### Ausgewählter Auszug
__________
Nach längerer Zeit kommt wieder mal ein Reisebericht von mir. Hier kommt der erste Teil von
FJELL, FOSS, FJORD OG BREE
2019 Herbstreise nach Fjord-Norwegen: „The summer is definitely over“
Eigentlich sollten wir uns nach 20 (!) privaten Norwegen-Reisen nun langsam auskennen, wann die beste Zeit ist, um auf eine Herbstreise durch Fjordnorwegen zu gehen. Aber es war nicht so ganz einfach, den richtigen Zeitpunkt zu bestimmen. Die Wetterkarten von yr.no versprachen eigentlich kein „schönes Herbstwetter“: Es regnete fast unaufhörlich an der Westküste, also in jenem Teil von Norwegen, den wir befahren wollten. So haben wir dann unseren Freund in Grimstad konsultiert, der ja bei unseren Besuchen Ende August seinen Blick auf den Garten und die Bäume lenkte und dabei stets zu sagen pflegte: „I think the summer is definitely over.“ Er empfahl uns angesichts der Großwetterlage Mitte September loszufahren.
Eine andere Frage war, ob wir bereits Winterreifen aufziehen lassen sollten. Er meinte, das sei sicherlich noch nicht nötig. Ich war unsicher und habe dann doch noch Winterreifen aufziehen lassen, denn kurz vor Reiseantritt sahen wir auf der Webseite von Statens Vegvesen, dass die Nationalen Touristenstraßen Valdresfly als auch Sognefjellet wegen heftigen Schneefalls gesperrt waren, wenn auch nur kurzfristig. Das hatte uns zunächst einen heftigen Schrecken eingejagt, denn unsere geplante Reiseroute sollte eben über diese Straßen führen. Wie bereits auf den Reisen 2013 und 2017 als auch im Januar/Februar 2018 hatten wir alle Hotels und Fähren gebucht, wenn auch mit der Möglichkeit der Stornierung.
Zum Wochenende sollte sich aber die Schneelage wieder entspannen und so stauten wir unsere Rollis, Kühlbox etc. in das Auto. Kamerarucksäcke blieben noch im Haus. Dann noch hinten auf jeder Seite von innen einen Aufkleber: „No valuables inside, only dirty clothes.“ Abgesehen davon sind alle Scheiben unseres Autos aus Verbundglas. So konnten wir den Abend vor der Abreise entspannt verbringen.
__________
### Bereitgestellte Daten

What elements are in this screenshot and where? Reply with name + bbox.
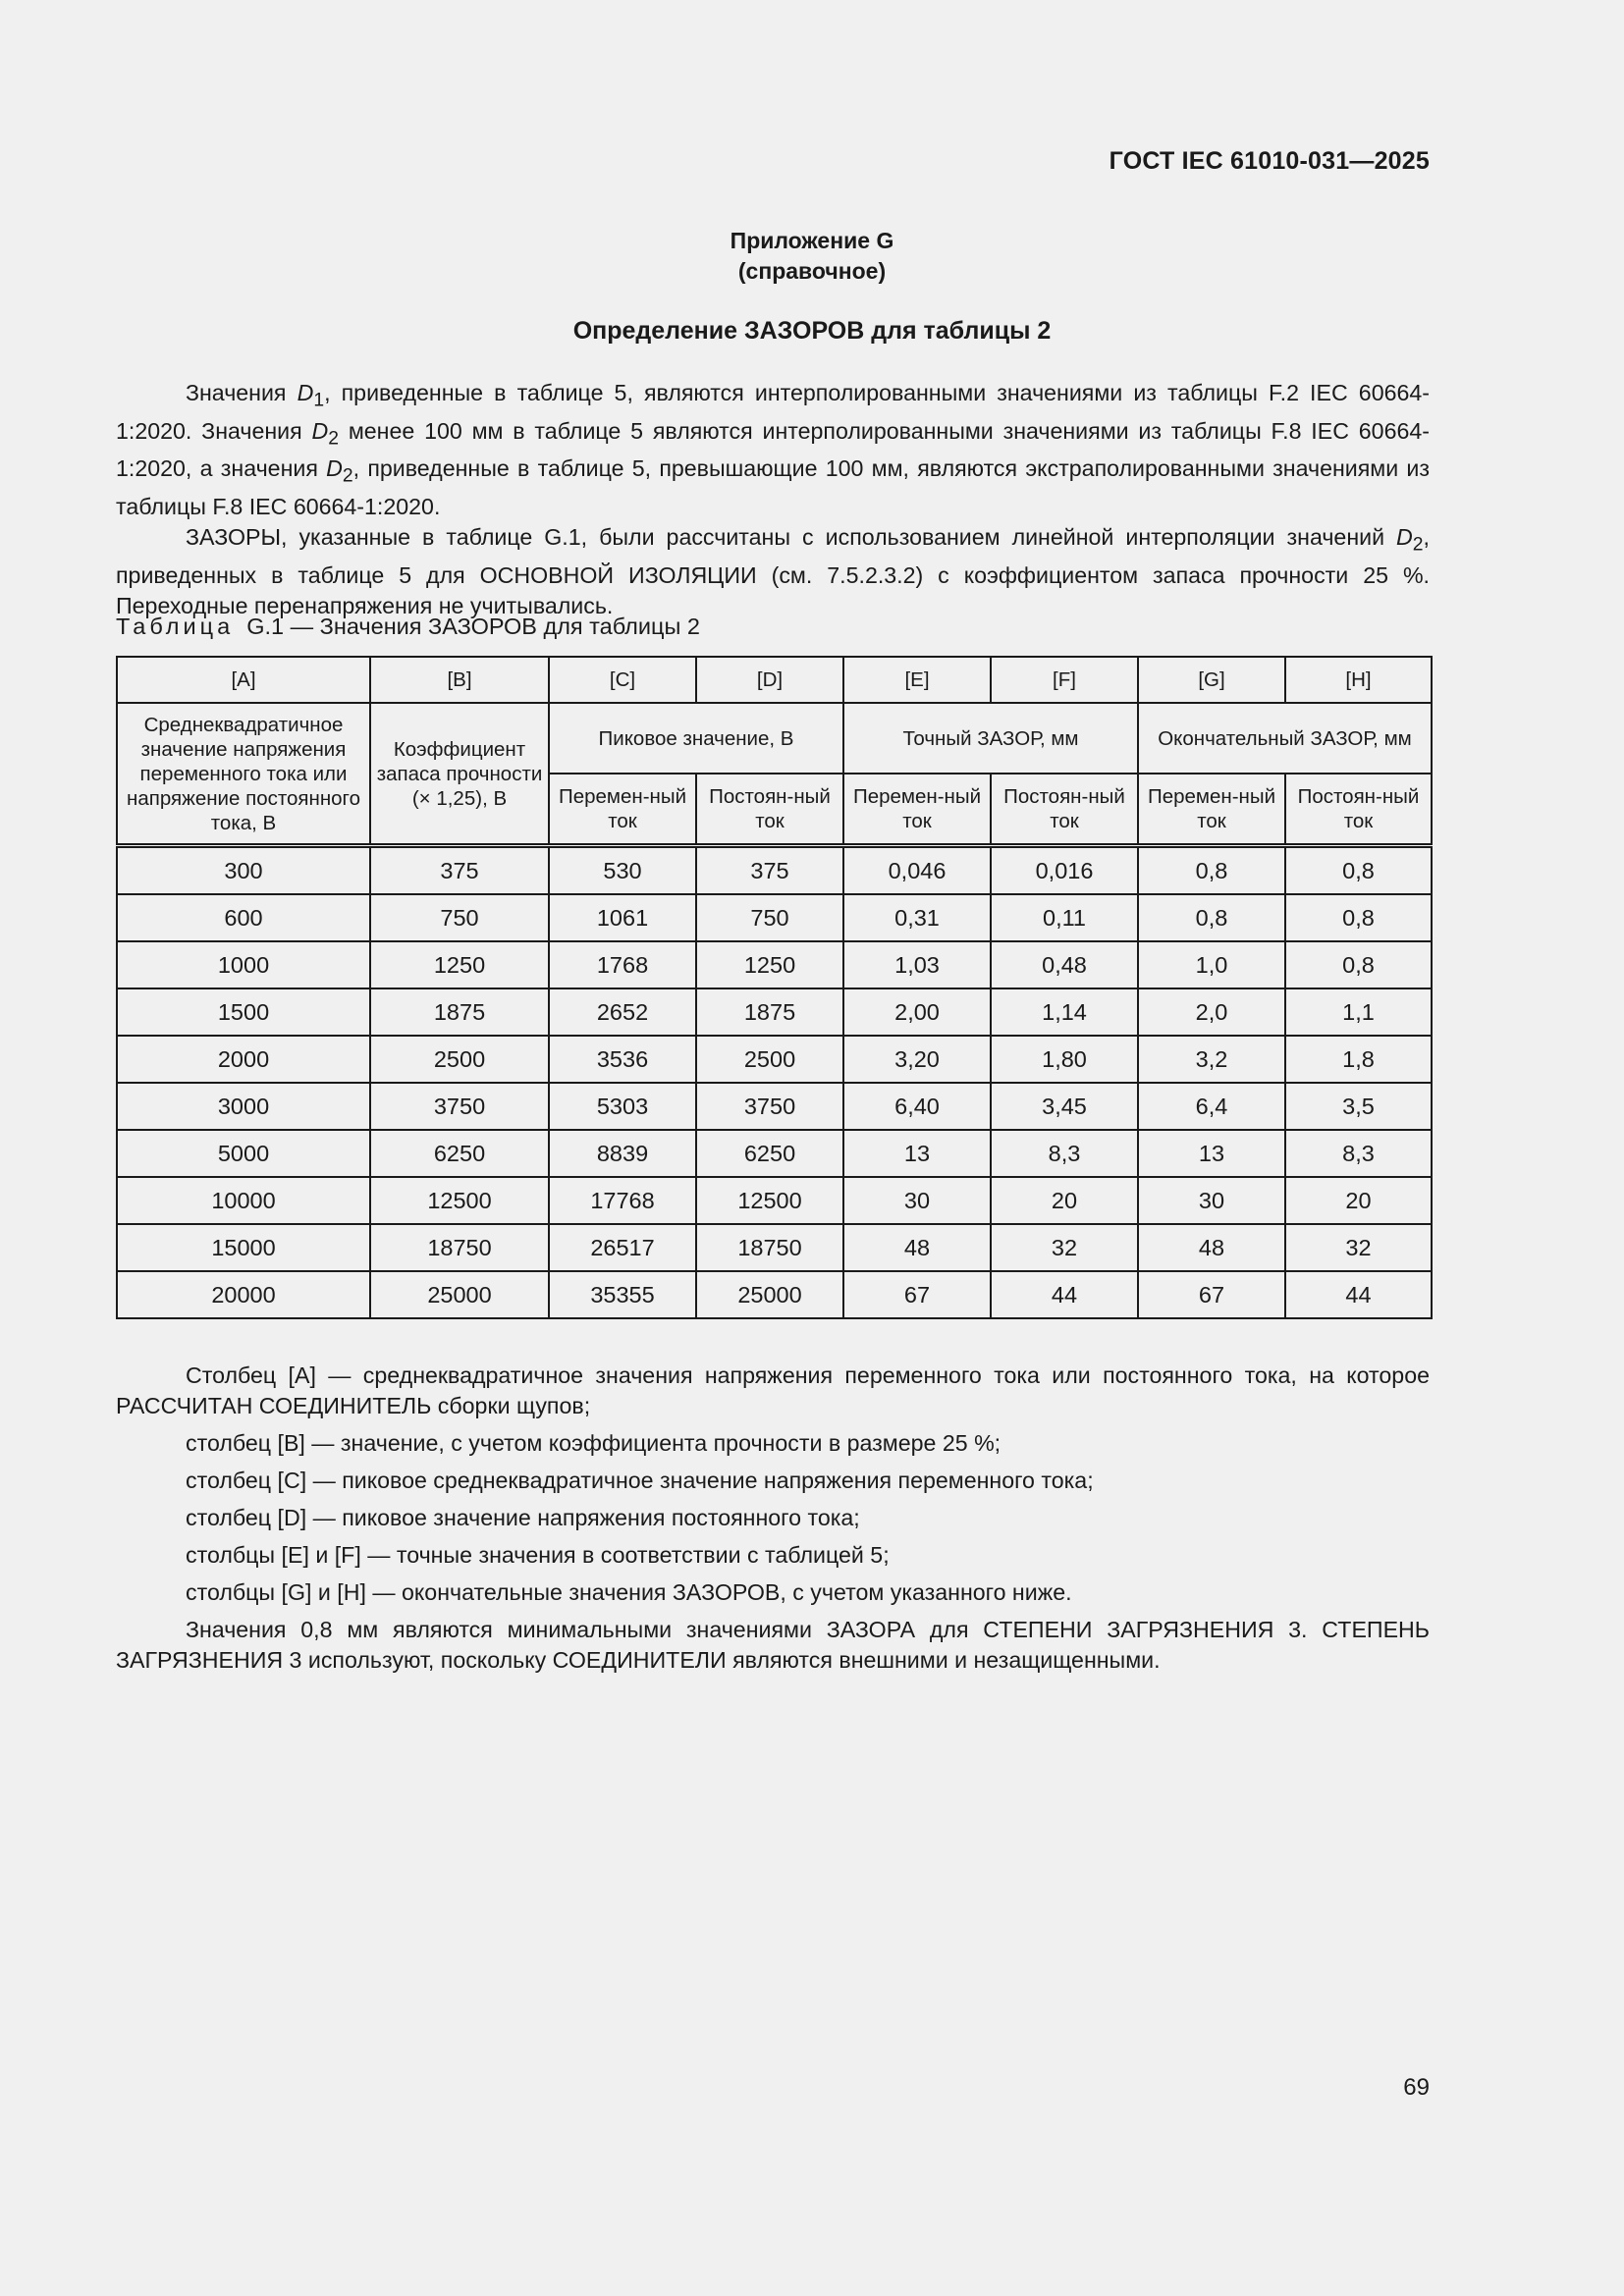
table-cell: 35355 — [549, 1271, 696, 1318]
table-cell: 6,40 — [843, 1083, 991, 1130]
table-cell: 530 — [549, 846, 696, 895]
note-line: Значения 0,8 мм являются минимальными значениями ЗАЗОРА для СТЕПЕНИ ЗАГРЯЗНЕНИЯ 3. СТЕПЕНЬ ЗАГРЯЗНЕНИЯ 3 используют, поскольку СОЕДИНИТЕЛИ являются внешними и незащищенными. — [116, 1617, 1430, 1673]
table-cell: 0,8 — [1285, 846, 1432, 895]
table-caption: Таблица G.1 — Значения ЗАЗОРОВ для таблицы 2 — [116, 614, 700, 639]
table-cell: 1768 — [549, 941, 696, 988]
header-rms-voltage: Среднеквадратичное значение напряжения переменного тока или напряжение постоянного тока, В — [117, 703, 370, 846]
table-row — [117, 1271, 1432, 1318]
table-cell: 20000 — [117, 1271, 370, 1318]
appendix-title: Приложение G — [730, 228, 894, 253]
header-exact-clearance: Точный ЗАЗОР, мм — [843, 703, 1138, 774]
table-cell: 6,4 — [1138, 1083, 1285, 1130]
table-cell: 1250 — [696, 941, 843, 988]
table-cell: 375 — [696, 846, 843, 895]
table-row — [117, 1224, 1432, 1271]
table-row — [117, 1130, 1432, 1177]
table-cell: 1061 — [549, 894, 696, 941]
note-line: столбец [C] — пиковое среднеквадратичное значение напряжения переменного тока; — [186, 1468, 1094, 1493]
table-body — [117, 846, 1432, 1319]
table-row — [117, 1036, 1432, 1083]
table-cell: 750 — [696, 894, 843, 941]
table-cell: 30 — [1138, 1177, 1285, 1224]
table-row — [117, 941, 1432, 988]
table-cell: 750 — [370, 894, 549, 941]
table-header-row — [117, 703, 1432, 774]
clearance-table — [116, 656, 1433, 1319]
table-cell: 3750 — [696, 1083, 843, 1130]
note-line: столбец [D] — пиковое значение напряжения постоянного тока; — [186, 1505, 860, 1530]
note-line: столбцы [G] и [H] — окончательные значения ЗАЗОРОВ, с учетом указанного ниже. — [186, 1579, 1072, 1605]
note-line: столбцы [E] и [F] — точные значения в соответствии с таблицей 5; — [186, 1542, 890, 1568]
table-cell: 0,016 — [991, 846, 1138, 895]
table-column-letters — [117, 657, 1432, 703]
table-cell: 12500 — [370, 1177, 549, 1224]
table-cell: 3,2 — [1138, 1036, 1285, 1083]
table-cell: 2000 — [117, 1036, 370, 1083]
table-cell: 8,3 — [1285, 1130, 1432, 1177]
table-cell: 0,8 — [1138, 846, 1285, 895]
table-cell: 20 — [1285, 1177, 1432, 1224]
table-cell: 1,14 — [991, 988, 1138, 1036]
column-letter: [A] — [117, 657, 370, 703]
table-cell: 0,11 — [991, 894, 1138, 941]
header-safety-factor: Коэффициент запаса прочности (× 1,25), В — [370, 703, 549, 846]
table-cell: 1,0 — [1138, 941, 1285, 988]
intro-paragraph-2: ЗАЗОРЫ, указанные в таблице G.1, были рассчитаны с использованием линейной интерполяции значений $D_2$, приведенных в таблице 5 для ОСНОВНОЙ ИЗОЛЯЦИИ (см. 7.5.2.3.2) с коэффициентом запаса прочности 25 %. Переходные перенапряжения не учитывались. — [116, 523, 1430, 618]
intro-paragraph-1: Значения $D_1$, приведенные в таблице 5, являются интерполированными значениями из таблицы F.2 IEC 60664-1:2020. Значения $D_2$ менее 100 мм в таблице 5 являются интерполированными значениями из таблицы F.8 IEC 60664-1:2020, а значения $D_2$, приведенные в таблице 5, превышающие 100 мм, являются экстраполированными значениями из таблицы F.8 IEC 60664-1:2020. — [116, 380, 1431, 519]
table-cell: 18750 — [696, 1224, 843, 1271]
column-letter: [C] — [549, 657, 696, 703]
table-row — [117, 988, 1432, 1036]
column-letter: [G] — [1138, 657, 1285, 703]
table-cell: 20 — [991, 1177, 1138, 1224]
table-cell: 2500 — [370, 1036, 549, 1083]
column-letter: [B] — [370, 657, 549, 703]
appendix-heading — [0, 226, 1624, 287]
table-cell: 44 — [1285, 1271, 1432, 1318]
table-cell: 3750 — [370, 1083, 549, 1130]
table-cell: 2,0 — [1138, 988, 1285, 1036]
table-cell: 26517 — [549, 1224, 696, 1271]
table-cell: 32 — [1285, 1224, 1432, 1271]
column-letter: [D] — [696, 657, 843, 703]
subheader-dc: Постоян-ный ток — [991, 774, 1138, 846]
column-letter: [H] — [1285, 657, 1432, 703]
table-cell: 18750 — [370, 1224, 549, 1271]
header-final-clearance: Окончательный ЗАЗОР, мм — [1138, 703, 1432, 774]
table-cell: 600 — [117, 894, 370, 941]
table-cell: 6250 — [696, 1130, 843, 1177]
table-cell: 3536 — [549, 1036, 696, 1083]
table-cell: 6250 — [370, 1130, 549, 1177]
table-cell: 3000 — [117, 1083, 370, 1130]
table-cell: 0,8 — [1138, 894, 1285, 941]
table-cell: 25000 — [370, 1271, 549, 1318]
table-cell: 1500 — [117, 988, 370, 1036]
table-cell: 0,8 — [1285, 941, 1432, 988]
note-line: столбец [B] — значение, с учетом коэффициента прочности в размере 25 %; — [186, 1430, 1001, 1456]
table-cell: 0,48 — [991, 941, 1138, 988]
document-code: ГОСТ IEC 61010-031—2025 — [1109, 147, 1430, 175]
table-cell: 1250 — [370, 941, 549, 988]
table-cell: 3,20 — [843, 1036, 991, 1083]
table-row — [117, 1177, 1432, 1224]
subheader-ac: Перемен-ный ток — [843, 774, 991, 846]
note-line: Столбец [A] — среднеквадратичное значения напряжения переменного тока или постоянного тока, на которое РАССЧИТАН СОЕДИНИТЕЛЬ сборки щупов; — [116, 1362, 1430, 1418]
table-cell: 8,3 — [991, 1130, 1138, 1177]
appendix-subtitle: (справочное) — [737, 258, 887, 284]
table-cell: 3,5 — [1285, 1083, 1432, 1130]
table-row — [117, 846, 1432, 895]
subheader-dc: Постоян-ный ток — [1285, 774, 1432, 846]
table-cell: 2500 — [696, 1036, 843, 1083]
table-cell: 5000 — [117, 1130, 370, 1177]
column-letter: [F] — [991, 657, 1138, 703]
table-cell: 1,03 — [843, 941, 991, 988]
table-cell: 15000 — [117, 1224, 370, 1271]
table-cell: 5303 — [549, 1083, 696, 1130]
table-cell: 67 — [843, 1271, 991, 1318]
table-cell: 2,00 — [843, 988, 991, 1036]
table-cell: 1,8 — [1285, 1036, 1432, 1083]
table-cell: 1875 — [696, 988, 843, 1036]
table-cell: 10000 — [117, 1177, 370, 1224]
table-cell: 13 — [1138, 1130, 1285, 1177]
section-title: Определение ЗАЗОРОВ для таблицы 2 — [572, 317, 1052, 345]
table-notes — [116, 1361, 1430, 1682]
subheader-ac: Перемен-ный ток — [549, 774, 696, 846]
table-cell: 13 — [843, 1130, 991, 1177]
subheader-dc: Постоян-ный ток — [696, 774, 843, 846]
table-cell: 17768 — [549, 1177, 696, 1224]
table-cell: 8839 — [549, 1130, 696, 1177]
table-cell: 0,31 — [843, 894, 991, 941]
table-cell: 0,8 — [1285, 894, 1432, 941]
subheader-ac: Перемен-ный ток — [1138, 774, 1285, 846]
table-cell: 1,1 — [1285, 988, 1432, 1036]
table-cell: 48 — [1138, 1224, 1285, 1271]
header-peak-value: Пиковое значение, В — [549, 703, 843, 774]
table-cell: 1875 — [370, 988, 549, 1036]
table-cell: 375 — [370, 846, 549, 895]
page-number: 69 — [1403, 2074, 1430, 2101]
table-cell: 0,046 — [843, 846, 991, 895]
table-cell: 1000 — [117, 941, 370, 988]
table-cell: 12500 — [696, 1177, 843, 1224]
intro-text — [116, 378, 1430, 621]
table-cell: 30 — [843, 1177, 991, 1224]
column-letter: [E] — [843, 657, 991, 703]
table-cell: 3,45 — [991, 1083, 1138, 1130]
table-cell: 300 — [117, 846, 370, 895]
table-row — [117, 894, 1432, 941]
table-cell: 2652 — [549, 988, 696, 1036]
table-cell: 32 — [991, 1224, 1138, 1271]
table-cell: 25000 — [696, 1271, 843, 1318]
table-row — [117, 1083, 1432, 1130]
table-cell: 48 — [843, 1224, 991, 1271]
table-cell: 1,80 — [991, 1036, 1138, 1083]
table-cell: 67 — [1138, 1271, 1285, 1318]
table-cell: 44 — [991, 1271, 1138, 1318]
__________
### Gestellte Aufgabe 1
Geben Sie den Abschnitt des Reiseberichts von „Zum Wochenende sollte“ bis „Abreise entspannt verbringen.“ erneut wieder und ersetzen Sie darin „Kühlbox“ durch „Kühltasche“.
### Gestellte Aufgabe 2
Übernehmen Sie aus den bereitgestellten Zeilen den Abschnitt von der Zeile mit „table-cell: 35355 — [549, 1271, 696, 1318]“ bis zur Zeile mit „appendix-title: Приложение G“ unverändert.

### Lösung der Aufgabe 1
Zum Wochenende sollte sich aber die Schneelage wieder entspannen und so stauten wir unsere Rollis, Kühltasche etc. in das Auto. Kamerarucksäcke blieben noch im Haus. Dann noch hinten auf jeder Seite von innen einen Aufkleber: „No valuables inside, only dirty clothes.“ Abgesehen davon sind alle Scheiben unseres Autos aus Verbundglas. So konnten wir den Abend vor der Abreise entspannt verbringen.

### Lösung der Aufgabe 2
table-cell: 35355 — [549, 1271, 696, 1318]
table-cell: 6,40 — [843, 1083, 991, 1130]
table-cell: 530 — [549, 846, 696, 895]
note-line: Значения 0,8 мм являются минимальными значениями ЗАЗОРА для СТЕПЕНИ ЗАГРЯЗНЕНИЯ 3. СТЕПЕНЬ ЗАГРЯЗНЕНИЯ 3 используют, поскольку СОЕДИНИТЕЛИ являются внешними и незащищенными. — [116, 1617, 1430, 1673]
table-cell: 0,8 — [1285, 846, 1432, 895]
table-caption: Таблица G.1 — Значения ЗАЗОРОВ для таблицы 2 — [116, 614, 700, 639]
table-cell: 1768 — [549, 941, 696, 988]
header-rms-voltage: Среднеквадратичное значение напряжения переменного тока или напряжение постоянного тока, В — [117, 703, 370, 846]
table-row — [117, 1271, 1432, 1318]
table-cell: 20000 — [117, 1271, 370, 1318]
appendix-title: Приложение G — [730, 228, 894, 253]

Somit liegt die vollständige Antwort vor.